▶ _Goal of the exercise_
Scan the records for the word "bottom". Copy each line that includes it.

▶ _Exercise data_

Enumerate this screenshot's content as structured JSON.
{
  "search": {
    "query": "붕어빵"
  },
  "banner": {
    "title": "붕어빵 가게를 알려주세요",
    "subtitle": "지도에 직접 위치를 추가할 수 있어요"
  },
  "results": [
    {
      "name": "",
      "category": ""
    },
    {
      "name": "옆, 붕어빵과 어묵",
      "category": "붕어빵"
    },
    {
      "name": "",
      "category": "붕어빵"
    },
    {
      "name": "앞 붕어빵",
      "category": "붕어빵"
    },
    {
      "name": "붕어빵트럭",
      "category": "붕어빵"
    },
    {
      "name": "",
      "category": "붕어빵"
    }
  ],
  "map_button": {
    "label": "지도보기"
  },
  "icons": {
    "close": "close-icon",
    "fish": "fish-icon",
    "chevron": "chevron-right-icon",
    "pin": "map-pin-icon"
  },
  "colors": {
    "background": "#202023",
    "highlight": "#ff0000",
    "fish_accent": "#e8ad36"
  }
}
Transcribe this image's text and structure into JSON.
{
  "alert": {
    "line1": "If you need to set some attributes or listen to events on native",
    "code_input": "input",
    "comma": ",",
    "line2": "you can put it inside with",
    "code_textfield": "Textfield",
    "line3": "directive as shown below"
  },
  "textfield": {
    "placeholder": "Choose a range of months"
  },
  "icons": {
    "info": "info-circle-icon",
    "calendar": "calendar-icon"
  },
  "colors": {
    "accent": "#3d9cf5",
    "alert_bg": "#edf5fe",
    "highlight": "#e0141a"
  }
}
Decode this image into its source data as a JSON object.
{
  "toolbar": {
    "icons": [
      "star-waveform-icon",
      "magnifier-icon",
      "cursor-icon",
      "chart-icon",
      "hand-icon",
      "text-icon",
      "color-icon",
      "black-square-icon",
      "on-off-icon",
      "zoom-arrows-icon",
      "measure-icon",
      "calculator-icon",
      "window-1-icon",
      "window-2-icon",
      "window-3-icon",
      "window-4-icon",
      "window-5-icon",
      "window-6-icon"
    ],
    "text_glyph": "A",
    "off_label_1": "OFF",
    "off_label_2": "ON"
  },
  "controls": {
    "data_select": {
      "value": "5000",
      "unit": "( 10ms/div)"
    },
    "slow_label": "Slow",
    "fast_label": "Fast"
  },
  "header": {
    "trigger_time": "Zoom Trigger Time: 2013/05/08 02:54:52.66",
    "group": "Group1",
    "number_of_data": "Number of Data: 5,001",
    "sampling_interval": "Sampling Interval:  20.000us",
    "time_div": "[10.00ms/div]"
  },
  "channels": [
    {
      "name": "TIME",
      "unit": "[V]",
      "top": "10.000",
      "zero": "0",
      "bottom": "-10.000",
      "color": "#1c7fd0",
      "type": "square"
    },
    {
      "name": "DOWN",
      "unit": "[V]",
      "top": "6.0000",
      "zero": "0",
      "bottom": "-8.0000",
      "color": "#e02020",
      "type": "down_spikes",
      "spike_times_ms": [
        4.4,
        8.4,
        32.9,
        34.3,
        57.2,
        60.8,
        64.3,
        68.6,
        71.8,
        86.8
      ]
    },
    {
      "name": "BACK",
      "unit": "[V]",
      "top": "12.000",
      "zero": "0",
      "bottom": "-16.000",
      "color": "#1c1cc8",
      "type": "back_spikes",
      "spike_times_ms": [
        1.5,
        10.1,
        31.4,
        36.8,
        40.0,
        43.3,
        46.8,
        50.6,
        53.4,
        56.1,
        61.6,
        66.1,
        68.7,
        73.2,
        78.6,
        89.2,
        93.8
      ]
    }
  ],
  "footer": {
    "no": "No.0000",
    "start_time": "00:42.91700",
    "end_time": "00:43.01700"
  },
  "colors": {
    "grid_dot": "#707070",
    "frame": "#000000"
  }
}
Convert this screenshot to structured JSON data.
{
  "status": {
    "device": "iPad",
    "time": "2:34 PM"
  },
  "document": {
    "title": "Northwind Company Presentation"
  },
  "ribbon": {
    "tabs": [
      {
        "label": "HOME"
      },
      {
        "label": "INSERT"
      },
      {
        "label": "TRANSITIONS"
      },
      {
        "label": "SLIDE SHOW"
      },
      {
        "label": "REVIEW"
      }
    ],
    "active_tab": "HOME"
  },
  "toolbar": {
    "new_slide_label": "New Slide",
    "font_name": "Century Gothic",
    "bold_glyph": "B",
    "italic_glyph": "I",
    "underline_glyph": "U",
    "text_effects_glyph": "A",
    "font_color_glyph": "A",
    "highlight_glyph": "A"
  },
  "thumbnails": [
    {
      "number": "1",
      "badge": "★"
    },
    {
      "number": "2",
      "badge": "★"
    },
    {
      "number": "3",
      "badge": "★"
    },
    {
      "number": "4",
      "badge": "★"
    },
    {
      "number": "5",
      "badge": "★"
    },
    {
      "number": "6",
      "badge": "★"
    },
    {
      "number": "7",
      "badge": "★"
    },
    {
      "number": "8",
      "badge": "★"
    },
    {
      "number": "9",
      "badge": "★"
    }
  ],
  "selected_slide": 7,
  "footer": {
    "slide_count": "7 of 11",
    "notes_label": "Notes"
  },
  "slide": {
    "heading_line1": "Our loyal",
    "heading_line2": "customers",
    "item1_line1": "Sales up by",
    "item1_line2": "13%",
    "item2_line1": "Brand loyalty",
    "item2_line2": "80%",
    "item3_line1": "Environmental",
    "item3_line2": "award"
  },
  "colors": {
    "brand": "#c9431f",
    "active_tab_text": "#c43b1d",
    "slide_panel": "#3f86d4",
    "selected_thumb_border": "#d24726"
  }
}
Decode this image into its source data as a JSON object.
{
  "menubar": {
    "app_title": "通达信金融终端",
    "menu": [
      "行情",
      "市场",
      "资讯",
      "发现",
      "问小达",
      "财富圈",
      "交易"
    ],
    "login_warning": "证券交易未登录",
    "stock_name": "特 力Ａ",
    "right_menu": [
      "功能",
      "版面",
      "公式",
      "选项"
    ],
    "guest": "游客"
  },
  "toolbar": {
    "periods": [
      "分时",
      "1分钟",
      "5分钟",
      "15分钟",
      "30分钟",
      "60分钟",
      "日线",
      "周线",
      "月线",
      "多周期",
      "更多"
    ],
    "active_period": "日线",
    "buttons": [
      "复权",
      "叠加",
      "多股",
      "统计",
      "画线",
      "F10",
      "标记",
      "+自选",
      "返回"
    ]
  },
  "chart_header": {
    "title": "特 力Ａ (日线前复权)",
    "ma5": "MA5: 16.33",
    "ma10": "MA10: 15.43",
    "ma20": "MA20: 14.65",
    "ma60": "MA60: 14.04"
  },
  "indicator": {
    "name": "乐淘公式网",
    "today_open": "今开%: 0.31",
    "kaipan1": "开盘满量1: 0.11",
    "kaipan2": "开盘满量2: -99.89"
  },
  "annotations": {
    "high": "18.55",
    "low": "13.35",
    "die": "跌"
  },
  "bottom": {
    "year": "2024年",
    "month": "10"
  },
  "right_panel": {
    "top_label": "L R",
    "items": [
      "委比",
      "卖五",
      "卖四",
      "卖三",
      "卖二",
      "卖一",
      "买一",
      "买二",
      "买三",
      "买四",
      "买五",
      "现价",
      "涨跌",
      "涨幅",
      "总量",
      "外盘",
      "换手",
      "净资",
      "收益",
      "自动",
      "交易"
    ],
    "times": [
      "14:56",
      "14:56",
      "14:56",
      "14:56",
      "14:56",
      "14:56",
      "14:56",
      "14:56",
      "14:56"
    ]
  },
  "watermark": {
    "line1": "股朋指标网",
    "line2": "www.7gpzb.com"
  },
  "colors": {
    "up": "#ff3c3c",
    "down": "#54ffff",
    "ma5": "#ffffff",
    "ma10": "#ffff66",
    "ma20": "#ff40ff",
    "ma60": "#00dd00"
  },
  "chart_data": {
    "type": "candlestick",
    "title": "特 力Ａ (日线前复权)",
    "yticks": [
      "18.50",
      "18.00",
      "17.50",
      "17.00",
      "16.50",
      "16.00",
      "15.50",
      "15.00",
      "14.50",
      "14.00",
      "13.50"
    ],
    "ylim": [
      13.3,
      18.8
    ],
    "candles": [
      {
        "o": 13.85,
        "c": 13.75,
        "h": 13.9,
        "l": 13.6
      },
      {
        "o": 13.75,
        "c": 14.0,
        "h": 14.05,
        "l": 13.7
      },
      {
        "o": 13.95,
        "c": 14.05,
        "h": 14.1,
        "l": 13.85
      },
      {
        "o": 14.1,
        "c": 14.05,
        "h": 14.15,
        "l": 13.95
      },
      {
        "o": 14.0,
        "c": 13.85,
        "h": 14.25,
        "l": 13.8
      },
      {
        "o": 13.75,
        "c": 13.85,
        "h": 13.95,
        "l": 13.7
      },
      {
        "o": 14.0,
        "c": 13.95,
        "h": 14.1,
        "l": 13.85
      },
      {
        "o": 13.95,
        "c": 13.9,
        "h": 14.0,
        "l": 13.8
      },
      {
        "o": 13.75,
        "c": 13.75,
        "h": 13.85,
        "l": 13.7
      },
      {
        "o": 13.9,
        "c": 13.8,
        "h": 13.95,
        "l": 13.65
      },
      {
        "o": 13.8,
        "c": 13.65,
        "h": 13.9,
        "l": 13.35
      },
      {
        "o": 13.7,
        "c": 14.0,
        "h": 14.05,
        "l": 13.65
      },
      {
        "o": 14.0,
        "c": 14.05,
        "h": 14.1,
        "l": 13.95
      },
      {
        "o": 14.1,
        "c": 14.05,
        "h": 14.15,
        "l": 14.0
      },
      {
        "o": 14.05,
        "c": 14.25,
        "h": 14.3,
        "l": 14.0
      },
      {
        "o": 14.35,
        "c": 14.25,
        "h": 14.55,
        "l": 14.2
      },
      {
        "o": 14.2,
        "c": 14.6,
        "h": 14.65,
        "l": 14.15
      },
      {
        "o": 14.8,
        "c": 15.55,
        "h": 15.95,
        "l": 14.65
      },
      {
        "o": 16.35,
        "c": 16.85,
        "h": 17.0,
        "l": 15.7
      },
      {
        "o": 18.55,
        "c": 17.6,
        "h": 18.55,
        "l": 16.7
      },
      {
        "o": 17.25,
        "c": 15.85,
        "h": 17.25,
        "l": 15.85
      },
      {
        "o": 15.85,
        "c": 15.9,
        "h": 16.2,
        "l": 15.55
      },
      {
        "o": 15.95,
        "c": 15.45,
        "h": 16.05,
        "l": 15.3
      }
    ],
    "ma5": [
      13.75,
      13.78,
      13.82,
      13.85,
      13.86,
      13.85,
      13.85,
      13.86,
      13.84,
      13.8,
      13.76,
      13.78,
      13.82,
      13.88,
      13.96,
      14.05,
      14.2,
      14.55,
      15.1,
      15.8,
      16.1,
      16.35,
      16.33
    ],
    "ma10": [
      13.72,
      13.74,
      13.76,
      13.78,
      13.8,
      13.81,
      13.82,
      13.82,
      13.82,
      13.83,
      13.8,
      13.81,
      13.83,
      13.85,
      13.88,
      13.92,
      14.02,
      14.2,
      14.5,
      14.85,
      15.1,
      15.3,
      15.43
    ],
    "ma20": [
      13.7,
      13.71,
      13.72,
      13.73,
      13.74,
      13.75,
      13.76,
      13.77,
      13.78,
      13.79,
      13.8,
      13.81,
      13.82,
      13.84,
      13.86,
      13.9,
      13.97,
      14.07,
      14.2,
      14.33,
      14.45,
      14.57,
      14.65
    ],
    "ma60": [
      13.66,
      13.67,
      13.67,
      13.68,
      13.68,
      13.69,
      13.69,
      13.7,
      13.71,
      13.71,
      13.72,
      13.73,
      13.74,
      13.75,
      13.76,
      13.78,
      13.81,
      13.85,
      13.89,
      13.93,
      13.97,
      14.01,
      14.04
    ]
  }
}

▶ _Response to the task_
      "bottom": "-10.000",
      "bottom": "-8.0000",
      "bottom": "-16.000",
  "bottom": {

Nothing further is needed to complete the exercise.